**TASK BRIEF:** Pull out each line of the data that includes the word "content".

**RAW DATA:**
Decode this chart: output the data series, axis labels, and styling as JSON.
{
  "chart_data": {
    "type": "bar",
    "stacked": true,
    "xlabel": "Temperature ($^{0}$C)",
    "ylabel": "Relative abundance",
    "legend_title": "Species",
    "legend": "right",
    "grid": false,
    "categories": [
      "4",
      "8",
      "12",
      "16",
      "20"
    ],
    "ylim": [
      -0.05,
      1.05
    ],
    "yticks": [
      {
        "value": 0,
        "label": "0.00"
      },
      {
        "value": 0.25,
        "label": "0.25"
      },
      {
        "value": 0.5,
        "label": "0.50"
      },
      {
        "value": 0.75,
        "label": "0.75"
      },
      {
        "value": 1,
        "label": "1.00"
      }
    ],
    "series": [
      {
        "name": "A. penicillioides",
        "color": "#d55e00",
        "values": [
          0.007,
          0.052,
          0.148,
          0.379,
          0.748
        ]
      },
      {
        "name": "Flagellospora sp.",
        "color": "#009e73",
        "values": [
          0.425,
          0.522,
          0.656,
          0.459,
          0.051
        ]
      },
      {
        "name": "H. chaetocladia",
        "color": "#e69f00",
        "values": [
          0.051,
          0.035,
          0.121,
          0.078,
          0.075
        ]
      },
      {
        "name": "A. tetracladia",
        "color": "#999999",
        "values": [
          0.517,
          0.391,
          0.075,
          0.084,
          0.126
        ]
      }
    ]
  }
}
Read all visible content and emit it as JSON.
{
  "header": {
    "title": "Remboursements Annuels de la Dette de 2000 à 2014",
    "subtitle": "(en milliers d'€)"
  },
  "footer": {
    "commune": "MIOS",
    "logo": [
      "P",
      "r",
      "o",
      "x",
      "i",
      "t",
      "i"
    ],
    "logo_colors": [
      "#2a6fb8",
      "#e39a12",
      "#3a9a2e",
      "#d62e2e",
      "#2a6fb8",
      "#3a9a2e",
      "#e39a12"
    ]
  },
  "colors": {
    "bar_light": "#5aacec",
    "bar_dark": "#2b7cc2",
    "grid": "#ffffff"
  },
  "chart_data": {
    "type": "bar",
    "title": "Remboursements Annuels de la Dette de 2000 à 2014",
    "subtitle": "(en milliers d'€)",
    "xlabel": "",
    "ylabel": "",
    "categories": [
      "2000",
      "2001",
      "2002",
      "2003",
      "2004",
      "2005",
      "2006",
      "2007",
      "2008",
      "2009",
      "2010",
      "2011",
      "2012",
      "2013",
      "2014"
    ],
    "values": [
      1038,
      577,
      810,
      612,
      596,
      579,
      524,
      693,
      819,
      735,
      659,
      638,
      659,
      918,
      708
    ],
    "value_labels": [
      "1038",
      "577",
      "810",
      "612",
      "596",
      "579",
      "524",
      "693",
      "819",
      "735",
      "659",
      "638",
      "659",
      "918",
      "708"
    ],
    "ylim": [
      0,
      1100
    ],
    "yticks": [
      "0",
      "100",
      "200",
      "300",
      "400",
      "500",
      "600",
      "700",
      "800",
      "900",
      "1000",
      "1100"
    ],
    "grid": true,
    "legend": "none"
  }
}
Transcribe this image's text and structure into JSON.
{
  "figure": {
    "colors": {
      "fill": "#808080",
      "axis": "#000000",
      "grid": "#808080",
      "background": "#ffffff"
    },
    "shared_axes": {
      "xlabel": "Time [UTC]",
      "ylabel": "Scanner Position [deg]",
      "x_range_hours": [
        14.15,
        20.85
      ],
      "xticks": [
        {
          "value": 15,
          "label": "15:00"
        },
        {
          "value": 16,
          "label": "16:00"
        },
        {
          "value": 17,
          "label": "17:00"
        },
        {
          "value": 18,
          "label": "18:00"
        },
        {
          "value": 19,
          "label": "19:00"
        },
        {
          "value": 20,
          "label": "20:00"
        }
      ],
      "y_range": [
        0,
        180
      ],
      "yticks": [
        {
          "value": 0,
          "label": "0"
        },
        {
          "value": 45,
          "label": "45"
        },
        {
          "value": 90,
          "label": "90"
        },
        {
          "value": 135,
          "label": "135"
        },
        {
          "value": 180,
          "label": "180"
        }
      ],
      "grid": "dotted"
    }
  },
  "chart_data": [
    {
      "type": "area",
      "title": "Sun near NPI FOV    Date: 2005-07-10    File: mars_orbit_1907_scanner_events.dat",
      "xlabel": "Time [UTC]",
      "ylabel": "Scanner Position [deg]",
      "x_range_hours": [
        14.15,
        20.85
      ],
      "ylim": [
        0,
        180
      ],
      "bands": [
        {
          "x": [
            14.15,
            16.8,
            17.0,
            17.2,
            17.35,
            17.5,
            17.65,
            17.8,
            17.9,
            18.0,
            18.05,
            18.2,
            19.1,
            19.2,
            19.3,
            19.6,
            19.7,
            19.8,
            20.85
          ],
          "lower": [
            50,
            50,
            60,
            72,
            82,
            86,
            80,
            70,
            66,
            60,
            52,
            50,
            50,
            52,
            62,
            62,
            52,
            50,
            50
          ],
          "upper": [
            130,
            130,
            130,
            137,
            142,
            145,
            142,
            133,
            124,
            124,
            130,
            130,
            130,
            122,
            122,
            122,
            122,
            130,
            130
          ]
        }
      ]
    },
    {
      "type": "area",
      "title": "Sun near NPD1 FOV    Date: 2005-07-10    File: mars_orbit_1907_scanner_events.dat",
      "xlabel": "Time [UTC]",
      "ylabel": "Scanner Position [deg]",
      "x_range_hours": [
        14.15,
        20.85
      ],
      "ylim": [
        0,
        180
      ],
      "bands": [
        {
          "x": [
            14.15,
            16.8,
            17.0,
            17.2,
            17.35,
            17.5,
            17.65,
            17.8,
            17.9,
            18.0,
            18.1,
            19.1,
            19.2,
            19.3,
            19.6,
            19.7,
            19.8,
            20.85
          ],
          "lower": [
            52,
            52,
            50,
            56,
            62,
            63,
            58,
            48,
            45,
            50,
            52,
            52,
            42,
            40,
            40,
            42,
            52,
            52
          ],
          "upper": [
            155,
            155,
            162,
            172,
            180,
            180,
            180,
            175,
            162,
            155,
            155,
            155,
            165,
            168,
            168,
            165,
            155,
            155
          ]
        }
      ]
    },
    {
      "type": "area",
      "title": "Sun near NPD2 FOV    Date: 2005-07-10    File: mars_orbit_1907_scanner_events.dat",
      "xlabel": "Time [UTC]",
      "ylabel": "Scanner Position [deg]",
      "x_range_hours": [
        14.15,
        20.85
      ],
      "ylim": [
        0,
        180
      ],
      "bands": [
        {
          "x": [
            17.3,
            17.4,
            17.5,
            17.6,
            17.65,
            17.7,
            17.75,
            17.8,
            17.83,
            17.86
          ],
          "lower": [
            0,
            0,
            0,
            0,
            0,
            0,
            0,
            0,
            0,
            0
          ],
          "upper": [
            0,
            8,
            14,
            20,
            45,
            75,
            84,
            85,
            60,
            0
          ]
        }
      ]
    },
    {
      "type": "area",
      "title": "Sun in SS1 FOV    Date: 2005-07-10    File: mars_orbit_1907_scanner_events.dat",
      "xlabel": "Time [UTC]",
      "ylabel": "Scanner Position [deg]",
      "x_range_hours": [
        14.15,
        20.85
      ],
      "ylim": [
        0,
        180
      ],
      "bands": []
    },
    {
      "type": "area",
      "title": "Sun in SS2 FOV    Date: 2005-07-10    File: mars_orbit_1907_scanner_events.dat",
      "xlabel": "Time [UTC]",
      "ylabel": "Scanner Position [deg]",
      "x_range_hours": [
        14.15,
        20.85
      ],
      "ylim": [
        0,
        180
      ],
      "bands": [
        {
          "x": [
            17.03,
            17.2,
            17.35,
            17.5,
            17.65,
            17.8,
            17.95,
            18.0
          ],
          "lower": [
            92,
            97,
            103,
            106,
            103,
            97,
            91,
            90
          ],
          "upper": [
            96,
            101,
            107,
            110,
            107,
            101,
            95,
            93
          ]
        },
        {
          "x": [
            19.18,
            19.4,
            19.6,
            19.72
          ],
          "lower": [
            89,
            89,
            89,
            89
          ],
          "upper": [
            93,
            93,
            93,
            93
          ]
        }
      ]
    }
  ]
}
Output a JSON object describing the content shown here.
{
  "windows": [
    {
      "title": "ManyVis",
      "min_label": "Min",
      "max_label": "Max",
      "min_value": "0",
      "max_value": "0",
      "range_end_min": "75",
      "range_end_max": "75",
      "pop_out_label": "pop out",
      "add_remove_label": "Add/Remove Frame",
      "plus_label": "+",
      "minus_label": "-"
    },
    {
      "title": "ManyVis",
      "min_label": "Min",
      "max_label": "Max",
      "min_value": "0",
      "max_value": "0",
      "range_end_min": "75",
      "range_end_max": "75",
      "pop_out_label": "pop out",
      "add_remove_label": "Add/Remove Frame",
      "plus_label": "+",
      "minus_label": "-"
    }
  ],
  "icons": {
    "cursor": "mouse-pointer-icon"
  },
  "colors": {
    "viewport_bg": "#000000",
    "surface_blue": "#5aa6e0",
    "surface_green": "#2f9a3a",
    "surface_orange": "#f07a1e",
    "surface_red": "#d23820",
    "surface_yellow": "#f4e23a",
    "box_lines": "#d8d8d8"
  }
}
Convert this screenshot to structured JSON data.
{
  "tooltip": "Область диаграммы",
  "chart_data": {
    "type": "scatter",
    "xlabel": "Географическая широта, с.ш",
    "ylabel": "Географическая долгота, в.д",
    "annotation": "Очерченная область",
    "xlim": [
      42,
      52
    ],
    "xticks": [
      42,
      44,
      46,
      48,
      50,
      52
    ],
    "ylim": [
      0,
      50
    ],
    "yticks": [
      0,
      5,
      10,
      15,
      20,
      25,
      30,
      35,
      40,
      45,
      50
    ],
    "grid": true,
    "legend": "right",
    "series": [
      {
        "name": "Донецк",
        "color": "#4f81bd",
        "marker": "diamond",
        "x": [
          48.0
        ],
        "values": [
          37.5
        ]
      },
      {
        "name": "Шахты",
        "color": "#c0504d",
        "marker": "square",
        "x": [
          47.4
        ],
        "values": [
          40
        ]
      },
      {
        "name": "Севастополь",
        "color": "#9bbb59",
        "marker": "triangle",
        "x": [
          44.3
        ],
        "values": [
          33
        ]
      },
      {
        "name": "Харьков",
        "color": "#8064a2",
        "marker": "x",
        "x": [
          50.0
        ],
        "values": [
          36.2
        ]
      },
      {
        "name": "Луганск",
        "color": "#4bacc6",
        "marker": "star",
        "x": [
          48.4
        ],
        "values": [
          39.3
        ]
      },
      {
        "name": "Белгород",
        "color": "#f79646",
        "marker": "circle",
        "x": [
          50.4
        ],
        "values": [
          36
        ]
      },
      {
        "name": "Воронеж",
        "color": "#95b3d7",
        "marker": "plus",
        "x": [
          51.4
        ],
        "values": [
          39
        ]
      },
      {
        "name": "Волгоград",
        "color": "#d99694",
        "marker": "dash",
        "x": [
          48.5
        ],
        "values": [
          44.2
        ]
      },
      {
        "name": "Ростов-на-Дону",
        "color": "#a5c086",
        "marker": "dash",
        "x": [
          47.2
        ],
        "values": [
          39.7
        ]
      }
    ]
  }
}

**RESULT OF THE EXERCISE:**
Read all visible content and emit it as JSON.
Output a JSON object describing the content shown here.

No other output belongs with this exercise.